-- Start --

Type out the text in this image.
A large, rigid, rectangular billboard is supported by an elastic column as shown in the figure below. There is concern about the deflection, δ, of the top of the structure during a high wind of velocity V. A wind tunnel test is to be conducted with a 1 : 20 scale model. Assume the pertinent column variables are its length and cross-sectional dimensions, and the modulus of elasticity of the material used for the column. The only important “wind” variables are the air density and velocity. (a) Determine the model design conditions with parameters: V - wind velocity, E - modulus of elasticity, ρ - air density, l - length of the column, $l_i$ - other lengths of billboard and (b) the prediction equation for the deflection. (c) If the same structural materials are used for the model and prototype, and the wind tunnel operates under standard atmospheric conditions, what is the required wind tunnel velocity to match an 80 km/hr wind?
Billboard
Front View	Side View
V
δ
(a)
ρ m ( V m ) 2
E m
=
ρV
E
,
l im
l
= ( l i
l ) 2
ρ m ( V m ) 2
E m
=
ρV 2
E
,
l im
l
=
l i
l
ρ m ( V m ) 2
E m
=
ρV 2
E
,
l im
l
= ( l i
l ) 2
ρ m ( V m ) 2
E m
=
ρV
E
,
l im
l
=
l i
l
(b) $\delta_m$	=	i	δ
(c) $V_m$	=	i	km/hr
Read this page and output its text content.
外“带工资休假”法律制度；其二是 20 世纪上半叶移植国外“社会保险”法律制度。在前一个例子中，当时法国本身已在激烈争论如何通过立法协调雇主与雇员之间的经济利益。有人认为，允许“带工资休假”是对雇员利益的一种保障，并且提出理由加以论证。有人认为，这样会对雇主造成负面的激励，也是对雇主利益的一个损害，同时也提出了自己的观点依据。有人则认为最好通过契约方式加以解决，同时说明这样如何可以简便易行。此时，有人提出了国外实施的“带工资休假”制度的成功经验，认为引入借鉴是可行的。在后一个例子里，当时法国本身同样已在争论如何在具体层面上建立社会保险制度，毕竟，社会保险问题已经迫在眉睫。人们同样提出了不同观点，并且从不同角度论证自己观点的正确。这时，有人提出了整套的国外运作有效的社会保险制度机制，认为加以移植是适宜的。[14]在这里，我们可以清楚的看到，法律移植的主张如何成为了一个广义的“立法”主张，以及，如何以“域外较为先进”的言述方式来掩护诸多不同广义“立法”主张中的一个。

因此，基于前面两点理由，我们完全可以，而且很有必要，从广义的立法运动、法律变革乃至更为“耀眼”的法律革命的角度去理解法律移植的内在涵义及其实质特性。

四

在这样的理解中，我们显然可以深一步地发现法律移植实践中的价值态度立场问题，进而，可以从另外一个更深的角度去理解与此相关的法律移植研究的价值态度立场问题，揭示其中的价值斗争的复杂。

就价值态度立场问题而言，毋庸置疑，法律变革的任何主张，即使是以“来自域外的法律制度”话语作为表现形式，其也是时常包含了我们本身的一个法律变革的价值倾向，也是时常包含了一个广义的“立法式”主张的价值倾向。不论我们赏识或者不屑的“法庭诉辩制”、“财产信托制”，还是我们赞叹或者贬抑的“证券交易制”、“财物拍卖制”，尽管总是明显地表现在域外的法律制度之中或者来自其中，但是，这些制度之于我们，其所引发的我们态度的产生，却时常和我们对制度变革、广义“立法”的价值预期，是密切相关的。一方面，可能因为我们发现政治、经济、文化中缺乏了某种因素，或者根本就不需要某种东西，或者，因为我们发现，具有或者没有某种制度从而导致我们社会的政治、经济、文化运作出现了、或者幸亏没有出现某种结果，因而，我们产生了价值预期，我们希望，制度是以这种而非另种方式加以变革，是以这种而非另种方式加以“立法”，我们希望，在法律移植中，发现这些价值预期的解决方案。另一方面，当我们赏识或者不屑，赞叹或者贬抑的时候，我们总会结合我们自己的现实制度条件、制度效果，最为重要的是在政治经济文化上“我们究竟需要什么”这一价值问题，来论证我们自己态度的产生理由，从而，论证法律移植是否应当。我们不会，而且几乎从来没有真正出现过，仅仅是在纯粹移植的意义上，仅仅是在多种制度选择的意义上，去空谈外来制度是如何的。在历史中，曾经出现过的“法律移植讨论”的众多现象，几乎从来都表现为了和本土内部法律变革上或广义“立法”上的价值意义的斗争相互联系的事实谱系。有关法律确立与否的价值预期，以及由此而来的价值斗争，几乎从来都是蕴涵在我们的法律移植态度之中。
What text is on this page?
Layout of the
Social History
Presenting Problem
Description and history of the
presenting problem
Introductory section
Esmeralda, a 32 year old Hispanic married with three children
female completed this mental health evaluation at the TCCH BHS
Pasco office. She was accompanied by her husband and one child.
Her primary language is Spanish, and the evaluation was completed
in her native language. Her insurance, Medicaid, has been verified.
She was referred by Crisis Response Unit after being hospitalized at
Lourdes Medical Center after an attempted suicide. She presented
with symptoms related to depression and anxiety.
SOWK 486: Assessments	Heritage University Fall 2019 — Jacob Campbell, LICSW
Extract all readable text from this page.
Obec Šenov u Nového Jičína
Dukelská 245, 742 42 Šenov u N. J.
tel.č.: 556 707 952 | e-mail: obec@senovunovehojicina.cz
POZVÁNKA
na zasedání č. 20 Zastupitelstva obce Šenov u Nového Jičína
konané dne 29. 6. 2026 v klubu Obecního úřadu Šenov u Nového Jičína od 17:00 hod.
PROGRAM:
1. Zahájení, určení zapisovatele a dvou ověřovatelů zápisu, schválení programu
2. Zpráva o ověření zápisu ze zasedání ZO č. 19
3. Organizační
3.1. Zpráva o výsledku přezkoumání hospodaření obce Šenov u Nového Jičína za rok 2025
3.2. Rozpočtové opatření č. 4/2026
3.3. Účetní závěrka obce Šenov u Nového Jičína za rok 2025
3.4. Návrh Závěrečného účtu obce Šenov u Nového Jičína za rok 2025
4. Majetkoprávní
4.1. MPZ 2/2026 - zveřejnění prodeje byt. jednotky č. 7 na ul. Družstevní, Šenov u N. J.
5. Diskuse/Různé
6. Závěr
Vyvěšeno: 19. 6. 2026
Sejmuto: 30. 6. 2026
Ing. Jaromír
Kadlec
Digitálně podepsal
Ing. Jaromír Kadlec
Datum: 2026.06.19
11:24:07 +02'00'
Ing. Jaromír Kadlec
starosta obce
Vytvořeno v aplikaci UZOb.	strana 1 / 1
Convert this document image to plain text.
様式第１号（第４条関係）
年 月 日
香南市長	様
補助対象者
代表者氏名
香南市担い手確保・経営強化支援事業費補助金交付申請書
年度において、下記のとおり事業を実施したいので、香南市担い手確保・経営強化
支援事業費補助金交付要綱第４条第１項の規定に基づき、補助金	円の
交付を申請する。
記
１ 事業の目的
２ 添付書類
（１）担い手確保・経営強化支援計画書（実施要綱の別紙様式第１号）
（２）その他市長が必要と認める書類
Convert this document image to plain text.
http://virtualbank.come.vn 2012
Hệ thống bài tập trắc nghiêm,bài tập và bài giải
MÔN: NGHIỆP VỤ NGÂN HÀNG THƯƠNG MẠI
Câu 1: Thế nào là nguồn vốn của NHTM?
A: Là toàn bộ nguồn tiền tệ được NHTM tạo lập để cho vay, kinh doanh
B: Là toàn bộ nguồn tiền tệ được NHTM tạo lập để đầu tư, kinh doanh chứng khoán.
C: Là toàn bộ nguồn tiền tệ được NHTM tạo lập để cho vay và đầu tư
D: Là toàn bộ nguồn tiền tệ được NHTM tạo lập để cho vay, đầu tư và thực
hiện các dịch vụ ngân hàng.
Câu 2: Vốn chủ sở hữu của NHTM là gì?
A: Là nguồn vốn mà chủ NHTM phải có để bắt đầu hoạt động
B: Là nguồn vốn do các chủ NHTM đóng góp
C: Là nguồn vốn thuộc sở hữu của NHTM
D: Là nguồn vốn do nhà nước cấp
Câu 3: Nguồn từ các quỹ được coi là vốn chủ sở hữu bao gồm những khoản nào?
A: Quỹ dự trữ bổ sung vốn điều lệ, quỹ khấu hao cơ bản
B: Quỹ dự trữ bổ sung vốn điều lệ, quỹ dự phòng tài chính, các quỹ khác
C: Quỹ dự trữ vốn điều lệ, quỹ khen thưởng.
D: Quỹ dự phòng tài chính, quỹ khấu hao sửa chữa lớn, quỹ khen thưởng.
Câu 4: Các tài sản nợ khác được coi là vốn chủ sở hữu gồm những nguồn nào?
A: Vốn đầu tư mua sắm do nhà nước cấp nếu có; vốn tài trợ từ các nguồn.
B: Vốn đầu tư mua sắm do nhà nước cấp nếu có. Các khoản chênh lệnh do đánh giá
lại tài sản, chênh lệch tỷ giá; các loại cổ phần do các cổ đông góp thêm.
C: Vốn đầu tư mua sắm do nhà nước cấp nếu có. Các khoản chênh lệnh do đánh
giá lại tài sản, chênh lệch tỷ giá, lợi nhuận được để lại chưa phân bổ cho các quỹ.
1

-- End --

» Written exercise: Gather and copy every line of the data in which the string "khác" is found.

» Output of the task:
B: Quỹ dự trữ bổ sung vốn điều lệ, quỹ dự phòng tài chính, các quỹ khác
Câu 4: Các tài sản nợ khác được coi là vốn chủ sở hữu gồm những nguồn nào?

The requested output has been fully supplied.